## [PROBLEM]
Find each line containing the string "properties". Copy it.

## [DATA EXCERPTS]
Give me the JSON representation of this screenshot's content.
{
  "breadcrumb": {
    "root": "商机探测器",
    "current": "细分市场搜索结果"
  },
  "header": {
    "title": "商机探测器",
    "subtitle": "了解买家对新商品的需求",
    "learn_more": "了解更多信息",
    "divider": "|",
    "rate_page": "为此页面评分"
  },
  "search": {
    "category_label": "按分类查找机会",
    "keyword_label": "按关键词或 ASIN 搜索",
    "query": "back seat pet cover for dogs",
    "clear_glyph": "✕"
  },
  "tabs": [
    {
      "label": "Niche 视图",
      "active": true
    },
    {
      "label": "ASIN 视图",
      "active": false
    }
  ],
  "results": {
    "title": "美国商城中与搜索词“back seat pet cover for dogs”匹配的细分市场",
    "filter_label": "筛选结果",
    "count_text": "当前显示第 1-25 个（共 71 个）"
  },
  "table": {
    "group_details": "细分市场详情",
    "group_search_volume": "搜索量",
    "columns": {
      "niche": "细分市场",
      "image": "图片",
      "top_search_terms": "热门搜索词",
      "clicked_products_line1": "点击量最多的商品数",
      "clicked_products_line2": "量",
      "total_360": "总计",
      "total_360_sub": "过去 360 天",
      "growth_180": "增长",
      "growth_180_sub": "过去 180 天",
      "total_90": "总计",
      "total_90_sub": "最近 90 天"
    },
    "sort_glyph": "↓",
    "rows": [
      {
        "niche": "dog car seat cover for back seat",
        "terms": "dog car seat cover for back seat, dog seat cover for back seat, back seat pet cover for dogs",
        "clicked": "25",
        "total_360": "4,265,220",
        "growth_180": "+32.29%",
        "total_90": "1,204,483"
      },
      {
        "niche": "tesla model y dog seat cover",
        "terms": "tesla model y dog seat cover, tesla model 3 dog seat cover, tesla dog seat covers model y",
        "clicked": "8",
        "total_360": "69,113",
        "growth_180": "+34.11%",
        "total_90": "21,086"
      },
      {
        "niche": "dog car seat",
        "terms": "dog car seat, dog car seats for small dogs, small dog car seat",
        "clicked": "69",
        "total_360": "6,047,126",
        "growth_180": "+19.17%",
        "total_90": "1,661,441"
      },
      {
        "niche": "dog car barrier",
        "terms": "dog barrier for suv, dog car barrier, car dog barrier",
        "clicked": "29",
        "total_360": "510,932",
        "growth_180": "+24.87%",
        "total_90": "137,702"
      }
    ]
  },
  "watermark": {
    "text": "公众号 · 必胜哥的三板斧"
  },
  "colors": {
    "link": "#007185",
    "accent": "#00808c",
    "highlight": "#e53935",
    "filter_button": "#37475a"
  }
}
* * *
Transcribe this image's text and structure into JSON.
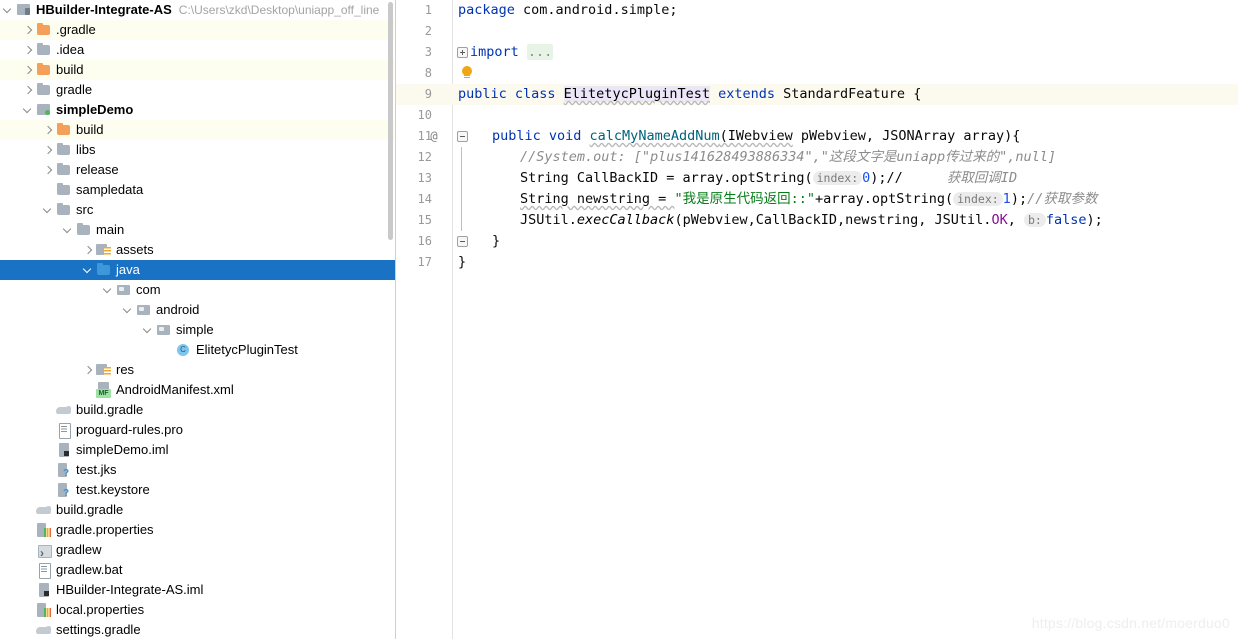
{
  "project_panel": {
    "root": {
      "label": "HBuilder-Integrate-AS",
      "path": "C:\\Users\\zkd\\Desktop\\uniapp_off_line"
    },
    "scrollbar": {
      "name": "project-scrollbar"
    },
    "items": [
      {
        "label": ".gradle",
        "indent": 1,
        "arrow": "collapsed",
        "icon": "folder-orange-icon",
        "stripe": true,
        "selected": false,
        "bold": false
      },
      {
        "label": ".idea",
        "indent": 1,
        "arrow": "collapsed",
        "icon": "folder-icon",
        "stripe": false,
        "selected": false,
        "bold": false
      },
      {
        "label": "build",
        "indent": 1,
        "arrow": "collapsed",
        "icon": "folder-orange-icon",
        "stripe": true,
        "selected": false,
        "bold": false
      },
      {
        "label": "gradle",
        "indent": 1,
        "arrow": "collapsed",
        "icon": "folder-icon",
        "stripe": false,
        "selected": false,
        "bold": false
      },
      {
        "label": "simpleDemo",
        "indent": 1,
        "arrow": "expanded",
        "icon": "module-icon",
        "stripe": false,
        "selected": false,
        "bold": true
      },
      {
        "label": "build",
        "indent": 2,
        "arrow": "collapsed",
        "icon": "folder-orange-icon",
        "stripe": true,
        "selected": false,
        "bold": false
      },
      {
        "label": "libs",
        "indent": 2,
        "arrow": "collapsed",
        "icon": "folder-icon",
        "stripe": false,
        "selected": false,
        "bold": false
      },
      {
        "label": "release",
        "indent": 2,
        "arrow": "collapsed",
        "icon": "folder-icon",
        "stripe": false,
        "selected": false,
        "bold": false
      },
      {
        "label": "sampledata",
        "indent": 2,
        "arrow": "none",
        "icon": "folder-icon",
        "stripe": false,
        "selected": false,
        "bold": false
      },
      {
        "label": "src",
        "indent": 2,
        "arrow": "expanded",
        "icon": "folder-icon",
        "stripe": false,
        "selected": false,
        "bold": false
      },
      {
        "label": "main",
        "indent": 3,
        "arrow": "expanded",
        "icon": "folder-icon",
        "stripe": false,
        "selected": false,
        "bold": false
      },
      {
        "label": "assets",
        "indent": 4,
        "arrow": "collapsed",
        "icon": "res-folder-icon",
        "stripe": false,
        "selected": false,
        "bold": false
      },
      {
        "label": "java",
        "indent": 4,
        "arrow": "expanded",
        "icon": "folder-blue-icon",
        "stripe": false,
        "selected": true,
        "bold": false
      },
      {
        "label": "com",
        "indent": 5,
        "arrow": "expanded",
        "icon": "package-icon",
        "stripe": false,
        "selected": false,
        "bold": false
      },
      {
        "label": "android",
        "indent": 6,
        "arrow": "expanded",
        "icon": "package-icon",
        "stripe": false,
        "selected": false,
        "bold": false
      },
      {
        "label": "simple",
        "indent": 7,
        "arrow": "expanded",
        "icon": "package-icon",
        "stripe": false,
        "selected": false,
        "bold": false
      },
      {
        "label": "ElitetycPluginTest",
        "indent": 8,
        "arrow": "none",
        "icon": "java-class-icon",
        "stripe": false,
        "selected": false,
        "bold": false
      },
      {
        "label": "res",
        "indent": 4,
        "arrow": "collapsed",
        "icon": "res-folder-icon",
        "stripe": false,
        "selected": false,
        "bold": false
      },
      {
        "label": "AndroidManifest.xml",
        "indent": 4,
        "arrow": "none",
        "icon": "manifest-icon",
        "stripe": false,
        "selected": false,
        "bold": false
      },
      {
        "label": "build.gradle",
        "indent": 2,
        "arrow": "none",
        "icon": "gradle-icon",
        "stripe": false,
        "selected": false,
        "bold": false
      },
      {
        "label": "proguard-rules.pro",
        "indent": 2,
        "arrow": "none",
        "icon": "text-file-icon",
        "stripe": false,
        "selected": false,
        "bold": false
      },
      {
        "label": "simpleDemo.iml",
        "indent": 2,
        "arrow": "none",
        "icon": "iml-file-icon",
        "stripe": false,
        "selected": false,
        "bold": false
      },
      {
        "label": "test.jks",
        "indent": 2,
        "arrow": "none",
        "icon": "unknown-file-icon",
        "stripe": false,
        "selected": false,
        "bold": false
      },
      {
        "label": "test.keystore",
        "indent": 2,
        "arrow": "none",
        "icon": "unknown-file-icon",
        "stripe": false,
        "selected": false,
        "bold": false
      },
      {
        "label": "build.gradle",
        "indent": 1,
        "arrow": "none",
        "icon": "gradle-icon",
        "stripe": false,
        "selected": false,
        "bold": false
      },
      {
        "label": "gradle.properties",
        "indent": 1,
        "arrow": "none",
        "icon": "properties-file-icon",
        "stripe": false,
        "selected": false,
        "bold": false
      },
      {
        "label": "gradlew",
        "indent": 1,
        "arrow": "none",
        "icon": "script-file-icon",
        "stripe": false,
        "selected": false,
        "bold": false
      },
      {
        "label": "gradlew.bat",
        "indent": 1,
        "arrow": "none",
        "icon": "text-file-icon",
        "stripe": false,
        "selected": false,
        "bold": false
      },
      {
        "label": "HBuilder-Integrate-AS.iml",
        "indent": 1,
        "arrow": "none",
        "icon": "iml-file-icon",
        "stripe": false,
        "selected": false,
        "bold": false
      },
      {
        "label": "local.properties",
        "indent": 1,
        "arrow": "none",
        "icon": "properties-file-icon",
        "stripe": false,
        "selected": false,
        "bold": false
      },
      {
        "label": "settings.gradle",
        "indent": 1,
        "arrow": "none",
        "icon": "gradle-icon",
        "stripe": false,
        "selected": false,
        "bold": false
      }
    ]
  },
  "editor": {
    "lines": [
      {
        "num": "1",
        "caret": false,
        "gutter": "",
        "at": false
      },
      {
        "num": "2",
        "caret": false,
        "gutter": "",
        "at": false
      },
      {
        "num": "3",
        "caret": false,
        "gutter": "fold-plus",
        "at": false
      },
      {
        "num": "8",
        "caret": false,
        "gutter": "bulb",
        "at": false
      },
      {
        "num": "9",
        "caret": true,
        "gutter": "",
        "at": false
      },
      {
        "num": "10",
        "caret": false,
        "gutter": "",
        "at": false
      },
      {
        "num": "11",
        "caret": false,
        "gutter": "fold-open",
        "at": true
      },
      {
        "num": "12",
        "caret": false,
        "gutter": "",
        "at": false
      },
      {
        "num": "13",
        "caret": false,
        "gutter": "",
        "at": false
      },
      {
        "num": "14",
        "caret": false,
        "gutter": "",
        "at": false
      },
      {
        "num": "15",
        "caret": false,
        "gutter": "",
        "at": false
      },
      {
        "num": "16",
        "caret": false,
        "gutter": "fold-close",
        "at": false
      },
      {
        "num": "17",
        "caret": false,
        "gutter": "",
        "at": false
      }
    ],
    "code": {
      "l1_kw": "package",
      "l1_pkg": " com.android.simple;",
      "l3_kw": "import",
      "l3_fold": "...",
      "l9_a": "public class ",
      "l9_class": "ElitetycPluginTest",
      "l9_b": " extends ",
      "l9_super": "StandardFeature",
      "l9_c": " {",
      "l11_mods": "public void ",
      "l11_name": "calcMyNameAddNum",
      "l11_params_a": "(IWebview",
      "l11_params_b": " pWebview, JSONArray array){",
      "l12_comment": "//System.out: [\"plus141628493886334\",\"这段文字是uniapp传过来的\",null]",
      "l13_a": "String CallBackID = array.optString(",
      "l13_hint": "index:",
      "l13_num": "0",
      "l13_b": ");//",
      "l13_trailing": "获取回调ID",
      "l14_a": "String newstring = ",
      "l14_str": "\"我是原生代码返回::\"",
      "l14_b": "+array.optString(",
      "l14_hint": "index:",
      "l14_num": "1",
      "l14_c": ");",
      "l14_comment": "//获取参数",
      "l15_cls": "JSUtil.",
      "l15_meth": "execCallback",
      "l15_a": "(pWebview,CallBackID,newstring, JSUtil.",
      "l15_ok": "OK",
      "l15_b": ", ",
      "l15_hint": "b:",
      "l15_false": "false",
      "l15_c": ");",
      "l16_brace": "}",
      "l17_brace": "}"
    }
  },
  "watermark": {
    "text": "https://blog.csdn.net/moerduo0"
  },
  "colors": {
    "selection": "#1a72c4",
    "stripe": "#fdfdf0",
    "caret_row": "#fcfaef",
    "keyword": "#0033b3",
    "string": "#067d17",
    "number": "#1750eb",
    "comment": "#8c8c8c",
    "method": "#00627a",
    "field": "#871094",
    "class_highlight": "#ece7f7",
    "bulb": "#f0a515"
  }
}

## [RESPONSE TO THE EXERCISE]
        "label": "gradle.properties",
        "icon": "properties-file-icon",
        "label": "local.properties",
        "icon": "properties-file-icon",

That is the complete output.